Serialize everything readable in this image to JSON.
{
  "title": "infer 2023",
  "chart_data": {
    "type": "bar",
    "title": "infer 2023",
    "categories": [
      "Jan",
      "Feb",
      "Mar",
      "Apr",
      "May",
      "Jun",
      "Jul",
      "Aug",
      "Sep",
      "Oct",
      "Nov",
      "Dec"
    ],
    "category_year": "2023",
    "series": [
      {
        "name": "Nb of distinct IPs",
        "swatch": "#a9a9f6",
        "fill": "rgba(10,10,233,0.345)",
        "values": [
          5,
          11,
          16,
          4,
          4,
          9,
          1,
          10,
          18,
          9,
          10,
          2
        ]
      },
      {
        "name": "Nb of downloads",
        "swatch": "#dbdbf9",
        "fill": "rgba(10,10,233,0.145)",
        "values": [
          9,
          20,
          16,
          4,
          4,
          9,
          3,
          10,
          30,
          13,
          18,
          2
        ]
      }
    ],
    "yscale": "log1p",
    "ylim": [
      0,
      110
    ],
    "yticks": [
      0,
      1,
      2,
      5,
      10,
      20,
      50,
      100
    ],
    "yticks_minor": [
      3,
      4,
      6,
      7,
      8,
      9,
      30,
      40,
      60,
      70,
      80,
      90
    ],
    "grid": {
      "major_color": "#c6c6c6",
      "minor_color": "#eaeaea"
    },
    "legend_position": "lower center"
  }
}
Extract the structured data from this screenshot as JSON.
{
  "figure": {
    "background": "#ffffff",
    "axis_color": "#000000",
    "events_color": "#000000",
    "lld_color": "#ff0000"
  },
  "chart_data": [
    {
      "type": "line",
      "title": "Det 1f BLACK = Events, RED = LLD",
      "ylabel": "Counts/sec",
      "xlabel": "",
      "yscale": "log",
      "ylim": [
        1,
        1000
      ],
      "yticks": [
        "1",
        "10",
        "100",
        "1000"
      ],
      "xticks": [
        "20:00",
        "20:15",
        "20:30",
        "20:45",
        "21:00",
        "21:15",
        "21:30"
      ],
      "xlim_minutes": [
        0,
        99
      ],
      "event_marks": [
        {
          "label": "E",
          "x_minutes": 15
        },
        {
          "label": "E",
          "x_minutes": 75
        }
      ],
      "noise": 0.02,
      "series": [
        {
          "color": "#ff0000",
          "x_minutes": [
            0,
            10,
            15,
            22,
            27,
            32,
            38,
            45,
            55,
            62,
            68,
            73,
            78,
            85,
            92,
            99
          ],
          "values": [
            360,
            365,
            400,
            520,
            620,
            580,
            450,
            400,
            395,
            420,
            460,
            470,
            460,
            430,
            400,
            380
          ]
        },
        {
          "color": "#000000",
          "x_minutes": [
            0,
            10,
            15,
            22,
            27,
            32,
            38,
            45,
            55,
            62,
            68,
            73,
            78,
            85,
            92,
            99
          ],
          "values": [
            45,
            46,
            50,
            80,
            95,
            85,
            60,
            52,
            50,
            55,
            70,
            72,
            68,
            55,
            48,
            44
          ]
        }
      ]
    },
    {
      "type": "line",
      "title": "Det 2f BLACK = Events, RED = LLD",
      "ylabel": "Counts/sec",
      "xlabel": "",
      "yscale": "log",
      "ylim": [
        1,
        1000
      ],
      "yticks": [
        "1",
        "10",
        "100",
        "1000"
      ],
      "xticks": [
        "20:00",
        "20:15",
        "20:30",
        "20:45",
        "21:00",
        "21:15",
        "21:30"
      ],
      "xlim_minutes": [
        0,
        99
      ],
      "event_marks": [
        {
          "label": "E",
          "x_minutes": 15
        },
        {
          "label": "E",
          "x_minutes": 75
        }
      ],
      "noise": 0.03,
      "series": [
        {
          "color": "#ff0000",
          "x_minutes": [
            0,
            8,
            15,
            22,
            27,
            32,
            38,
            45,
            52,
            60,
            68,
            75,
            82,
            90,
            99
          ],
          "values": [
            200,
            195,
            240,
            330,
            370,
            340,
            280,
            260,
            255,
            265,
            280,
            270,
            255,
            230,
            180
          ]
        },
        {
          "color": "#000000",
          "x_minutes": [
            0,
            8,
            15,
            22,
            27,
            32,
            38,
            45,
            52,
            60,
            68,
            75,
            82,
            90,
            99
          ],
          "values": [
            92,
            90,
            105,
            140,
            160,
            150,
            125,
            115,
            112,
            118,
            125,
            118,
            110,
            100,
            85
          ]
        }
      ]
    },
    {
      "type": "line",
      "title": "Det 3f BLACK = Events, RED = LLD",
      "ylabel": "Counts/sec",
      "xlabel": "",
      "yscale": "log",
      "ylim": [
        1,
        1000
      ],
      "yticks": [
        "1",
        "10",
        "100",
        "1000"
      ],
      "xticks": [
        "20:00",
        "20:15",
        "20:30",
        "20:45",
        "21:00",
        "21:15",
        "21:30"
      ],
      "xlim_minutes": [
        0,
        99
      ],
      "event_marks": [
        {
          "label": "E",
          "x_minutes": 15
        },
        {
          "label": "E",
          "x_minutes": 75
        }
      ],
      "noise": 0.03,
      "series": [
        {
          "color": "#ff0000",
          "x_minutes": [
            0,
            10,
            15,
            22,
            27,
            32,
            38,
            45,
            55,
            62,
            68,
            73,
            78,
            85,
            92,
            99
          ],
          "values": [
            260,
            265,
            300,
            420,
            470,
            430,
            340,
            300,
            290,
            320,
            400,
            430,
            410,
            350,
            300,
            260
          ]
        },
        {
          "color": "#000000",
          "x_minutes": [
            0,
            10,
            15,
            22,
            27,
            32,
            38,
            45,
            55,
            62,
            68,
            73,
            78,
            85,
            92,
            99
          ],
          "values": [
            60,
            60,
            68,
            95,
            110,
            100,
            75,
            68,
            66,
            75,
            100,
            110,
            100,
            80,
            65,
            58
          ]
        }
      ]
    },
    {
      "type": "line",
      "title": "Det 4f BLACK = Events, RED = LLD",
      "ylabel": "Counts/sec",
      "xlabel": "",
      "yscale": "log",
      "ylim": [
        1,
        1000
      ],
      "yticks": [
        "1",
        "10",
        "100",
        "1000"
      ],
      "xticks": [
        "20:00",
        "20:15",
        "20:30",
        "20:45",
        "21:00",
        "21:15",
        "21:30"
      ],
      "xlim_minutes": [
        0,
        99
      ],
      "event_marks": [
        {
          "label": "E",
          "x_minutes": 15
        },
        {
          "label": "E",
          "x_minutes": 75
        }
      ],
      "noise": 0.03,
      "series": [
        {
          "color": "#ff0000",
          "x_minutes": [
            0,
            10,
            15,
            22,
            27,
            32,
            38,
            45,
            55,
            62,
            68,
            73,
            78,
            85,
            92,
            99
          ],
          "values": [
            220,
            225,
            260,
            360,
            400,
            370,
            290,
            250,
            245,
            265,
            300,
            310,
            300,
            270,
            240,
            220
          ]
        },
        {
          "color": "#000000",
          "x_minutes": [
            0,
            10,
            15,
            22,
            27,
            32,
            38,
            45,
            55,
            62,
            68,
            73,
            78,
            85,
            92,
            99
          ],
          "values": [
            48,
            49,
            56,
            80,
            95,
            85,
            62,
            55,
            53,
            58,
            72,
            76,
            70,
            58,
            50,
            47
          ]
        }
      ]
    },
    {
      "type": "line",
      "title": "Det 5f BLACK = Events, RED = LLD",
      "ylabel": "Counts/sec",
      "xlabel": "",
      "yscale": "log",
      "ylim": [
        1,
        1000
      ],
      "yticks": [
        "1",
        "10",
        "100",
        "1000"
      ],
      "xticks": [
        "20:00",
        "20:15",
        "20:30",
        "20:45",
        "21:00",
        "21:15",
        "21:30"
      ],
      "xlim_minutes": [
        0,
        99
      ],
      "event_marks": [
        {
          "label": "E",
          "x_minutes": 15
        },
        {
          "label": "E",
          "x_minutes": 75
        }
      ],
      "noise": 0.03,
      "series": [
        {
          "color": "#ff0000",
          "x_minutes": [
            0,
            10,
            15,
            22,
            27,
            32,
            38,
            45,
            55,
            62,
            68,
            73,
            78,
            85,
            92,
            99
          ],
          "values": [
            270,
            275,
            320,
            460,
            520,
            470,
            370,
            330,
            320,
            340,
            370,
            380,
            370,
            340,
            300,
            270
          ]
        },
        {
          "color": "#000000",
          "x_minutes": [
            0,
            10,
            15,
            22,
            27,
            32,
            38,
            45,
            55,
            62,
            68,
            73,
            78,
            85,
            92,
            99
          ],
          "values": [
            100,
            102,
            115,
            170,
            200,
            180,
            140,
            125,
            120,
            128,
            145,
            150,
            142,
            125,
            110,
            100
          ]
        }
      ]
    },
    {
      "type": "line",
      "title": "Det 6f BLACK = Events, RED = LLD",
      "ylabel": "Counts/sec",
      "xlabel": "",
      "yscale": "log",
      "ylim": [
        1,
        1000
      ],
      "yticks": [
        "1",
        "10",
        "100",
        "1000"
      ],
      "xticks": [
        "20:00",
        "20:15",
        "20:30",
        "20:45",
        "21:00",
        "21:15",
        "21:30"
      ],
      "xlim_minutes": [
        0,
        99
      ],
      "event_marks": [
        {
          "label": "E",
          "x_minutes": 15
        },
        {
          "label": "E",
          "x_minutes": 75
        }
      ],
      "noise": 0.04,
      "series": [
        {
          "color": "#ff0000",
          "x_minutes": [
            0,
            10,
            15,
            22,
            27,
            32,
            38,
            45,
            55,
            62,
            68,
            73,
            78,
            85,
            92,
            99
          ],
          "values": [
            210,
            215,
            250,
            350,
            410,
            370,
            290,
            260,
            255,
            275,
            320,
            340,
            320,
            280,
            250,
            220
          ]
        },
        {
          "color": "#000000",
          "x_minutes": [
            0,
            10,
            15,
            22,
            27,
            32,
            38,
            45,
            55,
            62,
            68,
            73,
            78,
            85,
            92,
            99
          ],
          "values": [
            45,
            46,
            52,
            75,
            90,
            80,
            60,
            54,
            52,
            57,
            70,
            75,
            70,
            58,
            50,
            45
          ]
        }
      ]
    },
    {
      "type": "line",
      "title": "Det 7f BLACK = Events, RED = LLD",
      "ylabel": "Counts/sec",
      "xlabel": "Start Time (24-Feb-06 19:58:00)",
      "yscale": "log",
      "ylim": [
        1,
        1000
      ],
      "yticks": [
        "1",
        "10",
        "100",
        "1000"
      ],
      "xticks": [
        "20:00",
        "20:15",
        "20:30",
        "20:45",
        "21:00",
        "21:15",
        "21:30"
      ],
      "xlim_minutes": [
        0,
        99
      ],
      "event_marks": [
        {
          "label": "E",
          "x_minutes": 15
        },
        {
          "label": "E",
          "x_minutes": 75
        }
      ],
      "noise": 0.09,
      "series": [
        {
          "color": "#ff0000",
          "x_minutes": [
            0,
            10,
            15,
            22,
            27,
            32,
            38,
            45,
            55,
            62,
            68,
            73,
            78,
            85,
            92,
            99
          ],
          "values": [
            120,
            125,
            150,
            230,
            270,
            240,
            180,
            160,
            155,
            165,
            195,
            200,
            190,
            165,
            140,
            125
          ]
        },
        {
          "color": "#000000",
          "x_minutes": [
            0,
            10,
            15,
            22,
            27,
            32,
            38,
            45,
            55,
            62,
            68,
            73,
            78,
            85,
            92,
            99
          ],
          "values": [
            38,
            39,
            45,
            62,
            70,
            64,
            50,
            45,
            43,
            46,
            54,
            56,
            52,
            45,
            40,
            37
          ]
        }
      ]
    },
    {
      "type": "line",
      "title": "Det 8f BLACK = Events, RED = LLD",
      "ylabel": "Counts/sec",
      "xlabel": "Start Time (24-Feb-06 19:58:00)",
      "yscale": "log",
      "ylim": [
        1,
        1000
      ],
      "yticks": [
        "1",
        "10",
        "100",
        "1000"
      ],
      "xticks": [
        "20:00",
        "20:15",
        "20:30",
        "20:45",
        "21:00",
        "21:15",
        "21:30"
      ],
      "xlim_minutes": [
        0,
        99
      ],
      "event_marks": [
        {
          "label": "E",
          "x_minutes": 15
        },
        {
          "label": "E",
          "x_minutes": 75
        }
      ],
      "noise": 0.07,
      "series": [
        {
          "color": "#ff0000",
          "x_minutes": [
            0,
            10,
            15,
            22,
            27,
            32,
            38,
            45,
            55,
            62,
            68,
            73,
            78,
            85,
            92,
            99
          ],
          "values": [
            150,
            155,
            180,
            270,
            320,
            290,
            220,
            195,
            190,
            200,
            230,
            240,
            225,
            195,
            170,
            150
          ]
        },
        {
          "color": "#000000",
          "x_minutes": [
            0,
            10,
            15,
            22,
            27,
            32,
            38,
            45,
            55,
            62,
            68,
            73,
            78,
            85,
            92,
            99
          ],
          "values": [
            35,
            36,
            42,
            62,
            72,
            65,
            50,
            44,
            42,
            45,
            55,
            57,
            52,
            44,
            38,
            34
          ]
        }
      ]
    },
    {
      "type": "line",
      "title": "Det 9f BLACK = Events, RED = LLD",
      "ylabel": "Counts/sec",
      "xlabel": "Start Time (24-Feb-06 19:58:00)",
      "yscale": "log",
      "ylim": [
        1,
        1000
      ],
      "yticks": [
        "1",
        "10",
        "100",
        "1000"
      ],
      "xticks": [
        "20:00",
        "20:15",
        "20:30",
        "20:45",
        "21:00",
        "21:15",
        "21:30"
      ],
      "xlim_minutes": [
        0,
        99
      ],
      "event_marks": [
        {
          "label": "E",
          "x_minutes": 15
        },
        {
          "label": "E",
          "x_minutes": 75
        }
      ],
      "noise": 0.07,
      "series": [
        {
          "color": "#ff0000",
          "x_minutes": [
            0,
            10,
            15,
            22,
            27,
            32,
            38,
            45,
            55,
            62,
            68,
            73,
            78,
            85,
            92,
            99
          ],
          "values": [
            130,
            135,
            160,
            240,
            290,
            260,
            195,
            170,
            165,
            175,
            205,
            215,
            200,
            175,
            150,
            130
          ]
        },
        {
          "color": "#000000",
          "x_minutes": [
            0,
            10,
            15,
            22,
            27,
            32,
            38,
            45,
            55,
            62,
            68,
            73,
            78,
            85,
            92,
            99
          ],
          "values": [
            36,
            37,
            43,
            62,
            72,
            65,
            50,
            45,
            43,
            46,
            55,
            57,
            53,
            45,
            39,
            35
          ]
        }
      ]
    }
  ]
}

--------

» **STATED TASK**
Locate all lines that include the word "this" and copy them out.

» **OUTPUT BELOW**
Serialize everything readable in this image to JSON.
Extract the structured data from this screenshot as JSON.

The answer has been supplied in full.